Data listing:
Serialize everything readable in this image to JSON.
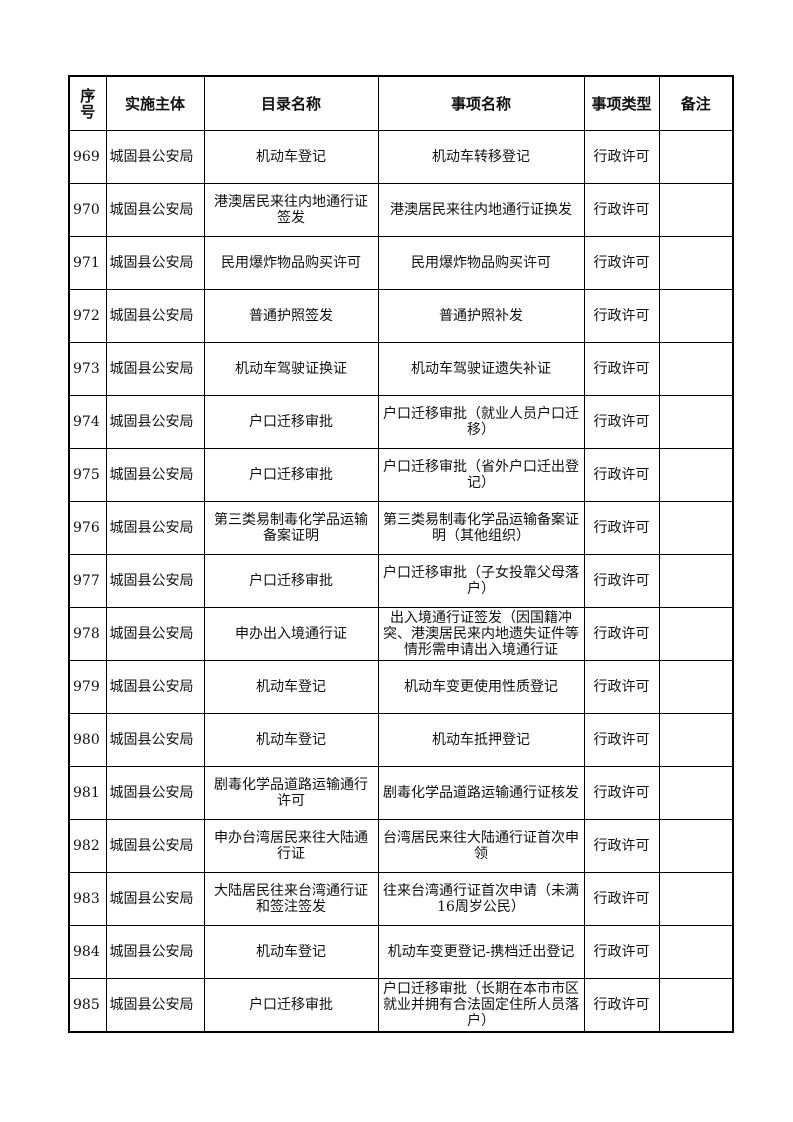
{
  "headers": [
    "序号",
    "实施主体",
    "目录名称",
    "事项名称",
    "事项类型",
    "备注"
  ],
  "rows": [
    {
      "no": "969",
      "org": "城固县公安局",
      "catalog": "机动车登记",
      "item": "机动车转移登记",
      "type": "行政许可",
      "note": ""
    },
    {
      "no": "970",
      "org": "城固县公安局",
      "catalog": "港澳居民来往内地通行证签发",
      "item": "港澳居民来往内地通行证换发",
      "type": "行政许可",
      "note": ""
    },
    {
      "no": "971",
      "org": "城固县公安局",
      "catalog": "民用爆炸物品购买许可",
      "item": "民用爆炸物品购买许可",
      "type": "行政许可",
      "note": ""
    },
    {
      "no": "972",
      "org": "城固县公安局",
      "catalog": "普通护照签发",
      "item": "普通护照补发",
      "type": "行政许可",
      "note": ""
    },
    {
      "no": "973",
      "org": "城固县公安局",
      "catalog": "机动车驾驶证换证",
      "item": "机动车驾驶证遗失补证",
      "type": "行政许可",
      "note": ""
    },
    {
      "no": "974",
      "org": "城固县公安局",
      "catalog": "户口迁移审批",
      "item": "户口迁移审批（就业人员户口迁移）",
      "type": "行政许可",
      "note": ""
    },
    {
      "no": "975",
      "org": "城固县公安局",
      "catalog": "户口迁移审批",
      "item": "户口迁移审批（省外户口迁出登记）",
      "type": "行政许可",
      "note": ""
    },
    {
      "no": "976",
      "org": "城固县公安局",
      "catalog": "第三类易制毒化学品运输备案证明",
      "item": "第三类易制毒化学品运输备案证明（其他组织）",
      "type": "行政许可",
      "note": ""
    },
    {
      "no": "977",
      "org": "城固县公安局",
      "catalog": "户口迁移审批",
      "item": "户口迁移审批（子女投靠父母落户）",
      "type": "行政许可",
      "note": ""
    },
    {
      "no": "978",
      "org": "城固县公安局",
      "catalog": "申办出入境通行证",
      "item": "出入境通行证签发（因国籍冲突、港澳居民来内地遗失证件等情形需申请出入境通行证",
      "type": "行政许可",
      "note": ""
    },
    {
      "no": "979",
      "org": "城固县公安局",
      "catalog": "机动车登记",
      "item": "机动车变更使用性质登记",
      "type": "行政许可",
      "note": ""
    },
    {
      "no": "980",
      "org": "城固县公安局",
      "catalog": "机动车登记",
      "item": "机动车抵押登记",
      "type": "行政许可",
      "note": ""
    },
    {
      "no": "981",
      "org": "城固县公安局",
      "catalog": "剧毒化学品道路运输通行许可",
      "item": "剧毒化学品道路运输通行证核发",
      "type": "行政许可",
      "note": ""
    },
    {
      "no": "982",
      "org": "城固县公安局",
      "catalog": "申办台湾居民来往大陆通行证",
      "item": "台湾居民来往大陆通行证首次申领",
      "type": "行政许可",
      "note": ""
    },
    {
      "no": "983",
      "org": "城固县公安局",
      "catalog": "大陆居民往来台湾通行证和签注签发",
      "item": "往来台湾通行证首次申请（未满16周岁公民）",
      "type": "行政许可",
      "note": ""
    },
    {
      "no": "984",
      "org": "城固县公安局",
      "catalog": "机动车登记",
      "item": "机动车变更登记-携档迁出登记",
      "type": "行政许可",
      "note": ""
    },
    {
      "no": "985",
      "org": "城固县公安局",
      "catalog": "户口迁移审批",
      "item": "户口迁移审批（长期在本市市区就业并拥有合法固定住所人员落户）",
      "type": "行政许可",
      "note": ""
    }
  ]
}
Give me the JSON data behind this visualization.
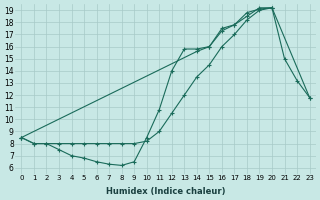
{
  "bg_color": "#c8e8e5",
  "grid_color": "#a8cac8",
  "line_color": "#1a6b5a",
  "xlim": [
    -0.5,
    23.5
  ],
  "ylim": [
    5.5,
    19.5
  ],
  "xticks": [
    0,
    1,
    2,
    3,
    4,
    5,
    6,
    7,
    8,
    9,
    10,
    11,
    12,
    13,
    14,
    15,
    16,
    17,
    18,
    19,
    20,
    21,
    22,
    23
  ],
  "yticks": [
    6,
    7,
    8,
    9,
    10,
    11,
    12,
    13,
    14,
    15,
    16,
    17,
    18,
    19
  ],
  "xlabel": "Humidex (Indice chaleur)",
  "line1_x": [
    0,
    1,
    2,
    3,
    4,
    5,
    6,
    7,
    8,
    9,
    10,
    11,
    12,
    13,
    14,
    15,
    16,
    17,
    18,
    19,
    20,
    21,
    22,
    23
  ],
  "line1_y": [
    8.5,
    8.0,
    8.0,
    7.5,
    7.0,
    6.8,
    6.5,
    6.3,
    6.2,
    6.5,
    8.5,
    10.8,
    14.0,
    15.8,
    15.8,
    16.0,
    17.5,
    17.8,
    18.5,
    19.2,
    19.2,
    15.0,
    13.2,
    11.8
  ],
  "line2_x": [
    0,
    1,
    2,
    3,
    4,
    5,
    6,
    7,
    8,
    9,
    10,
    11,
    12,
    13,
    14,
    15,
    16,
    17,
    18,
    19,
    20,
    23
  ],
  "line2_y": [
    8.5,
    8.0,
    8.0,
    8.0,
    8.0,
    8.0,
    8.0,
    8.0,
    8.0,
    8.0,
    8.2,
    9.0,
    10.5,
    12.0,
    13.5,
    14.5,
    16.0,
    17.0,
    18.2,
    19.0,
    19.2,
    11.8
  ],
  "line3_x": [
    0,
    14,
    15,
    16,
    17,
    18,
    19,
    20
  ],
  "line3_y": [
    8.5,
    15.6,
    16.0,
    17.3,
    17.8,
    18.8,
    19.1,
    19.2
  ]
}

Task details: Set down all the entries exactly as they appear, but skip any pictures.

Result of the exercise:
Serialize everything readable in this image to JSON.
{
  "headers": [
    "序号",
    "实施主体",
    "目录名称",
    "事项名称",
    "事项类型",
    "备注"
  ],
  "rows": [
    {
      "no": "969",
      "org": "城固县公安局",
      "catalog": "机动车登记",
      "item": "机动车转移登记",
      "type": "行政许可",
      "note": ""
    },
    {
      "no": "970",
      "org": "城固县公安局",
      "catalog": "港澳居民来往内地通行证签发",
      "item": "港澳居民来往内地通行证换发",
      "type": "行政许可",
      "note": ""
    },
    {
      "no": "971",
      "org": "城固县公安局",
      "catalog": "民用爆炸物品购买许可",
      "item": "民用爆炸物品购买许可",
      "type": "行政许可",
      "note": ""
    },
    {
      "no": "972",
      "org": "城固县公安局",
      "catalog": "普通护照签发",
      "item": "普通护照补发",
      "type": "行政许可",
      "note": ""
    },
    {
      "no": "973",
      "org": "城固县公安局",
      "catalog": "机动车驾驶证换证",
      "item": "机动车驾驶证遗失补证",
      "type": "行政许可",
      "note": ""
    },
    {
      "no": "974",
      "org": "城固县公安局",
      "catalog": "户口迁移审批",
      "item": "户口迁移审批（就业人员户口迁移）",
      "type": "行政许可",
      "note": ""
    },
    {
      "no": "975",
      "org": "城固县公安局",
      "catalog": "户口迁移审批",
      "item": "户口迁移审批（省外户口迁出登记）",
      "type": "行政许可",
      "note": ""
    },
    {
      "no": "976",
      "org": "城固县公安局",
      "catalog": "第三类易制毒化学品运输备案证明",
      "item": "第三类易制毒化学品运输备案证明（其他组织）",
      "type": "行政许可",
      "note": ""
    },
    {
      "no": "977",
      "org": "城固县公安局",
      "catalog": "户口迁移审批",
      "item": "户口迁移审批（子女投靠父母落户）",
      "type": "行政许可",
      "note": ""
    },
    {
      "no": "978",
      "org": "城固县公安局",
      "catalog": "申办出入境通行证",
      "item": "出入境通行证签发（因国籍冲突、港澳居民来内地遗失证件等情形需申请出入境通行证",
      "type": "行政许可",
      "note": ""
    },
    {
      "no": "979",
      "org": "城固县公安局",
      "catalog": "机动车登记",
      "item": "机动车变更使用性质登记",
      "type": "行政许可",
      "note": ""
    },
    {
      "no": "980",
      "org": "城固县公安局",
      "catalog": "机动车登记",
      "item": "机动车抵押登记",
      "type": "行政许可",
      "note": ""
    },
    {
      "no": "981",
      "org": "城固县公安局",
      "catalog": "剧毒化学品道路运输通行许可",
      "item": "剧毒化学品道路运输通行证核发",
      "type": "行政许可",
      "note": ""
    },
    {
      "no": "982",
      "org": "城固县公安局",
      "catalog": "申办台湾居民来往大陆通行证",
      "item": "台湾居民来往大陆通行证首次申领",
      "type": "行政许可",
      "note": ""
    },
    {
      "no": "983",
      "org": "城固县公安局",
      "catalog": "大陆居民往来台湾通行证和签注签发",
      "item": "往来台湾通行证首次申请（未满16周岁公民）",
      "type": "行政许可",
      "note": ""
    },
    {
      "no": "984",
      "org": "城固县公安局",
      "catalog": "机动车登记",
      "item": "机动车变更登记-携档迁出登记",
      "type": "行政许可",
      "note": ""
    },
    {
      "no": "985",
      "org": "城固县公安局",
      "catalog": "户口迁移审批",
      "item": "户口迁移审批（长期在本市市区就业并拥有合法固定住所人员落户）",
      "type": "行政许可",
      "note": ""
    }
  ]
}
Give me the JSON data behind this visualization.
{
  "bg_color": "#c8e8e5",
  "grid_color": "#a8cac8",
  "line_color": "#1a6b5a",
  "xlim": [
    -0.5,
    23.5
  ],
  "ylim": [
    5.5,
    19.5
  ],
  "xticks": [
    0,
    1,
    2,
    3,
    4,
    5,
    6,
    7,
    8,
    9,
    10,
    11,
    12,
    13,
    14,
    15,
    16,
    17,
    18,
    19,
    20,
    21,
    22,
    23
  ],
  "yticks": [
    6,
    7,
    8,
    9,
    10,
    11,
    12,
    13,
    14,
    15,
    16,
    17,
    18,
    19
  ],
  "xlabel": "Humidex (Indice chaleur)",
  "line1_x": [
    0,
    1,
    2,
    3,
    4,
    5,
    6,
    7,
    8,
    9,
    10,
    11,
    12,
    13,
    14,
    15,
    16,
    17,
    18,
    19,
    20,
    21,
    22,
    23
  ],
  "line1_y": [
    8.5,
    8.0,
    8.0,
    7.5,
    7.0,
    6.8,
    6.5,
    6.3,
    6.2,
    6.5,
    8.5,
    10.8,
    14.0,
    15.8,
    15.8,
    16.0,
    17.5,
    17.8,
    18.5,
    19.2,
    19.2,
    15.0,
    13.2,
    11.8
  ],
  "line2_x": [
    0,
    1,
    2,
    3,
    4,
    5,
    6,
    7,
    8,
    9,
    10,
    11,
    12,
    13,
    14,
    15,
    16,
    17,
    18,
    19,
    20,
    23
  ],
  "line2_y": [
    8.5,
    8.0,
    8.0,
    8.0,
    8.0,
    8.0,
    8.0,
    8.0,
    8.0,
    8.0,
    8.2,
    9.0,
    10.5,
    12.0,
    13.5,
    14.5,
    16.0,
    17.0,
    18.2,
    19.0,
    19.2,
    11.8
  ],
  "line3_x": [
    0,
    14,
    15,
    16,
    17,
    18,
    19,
    20
  ],
  "line3_y": [
    8.5,
    15.6,
    16.0,
    17.3,
    17.8,
    18.8,
    19.1,
    19.2
  ]
}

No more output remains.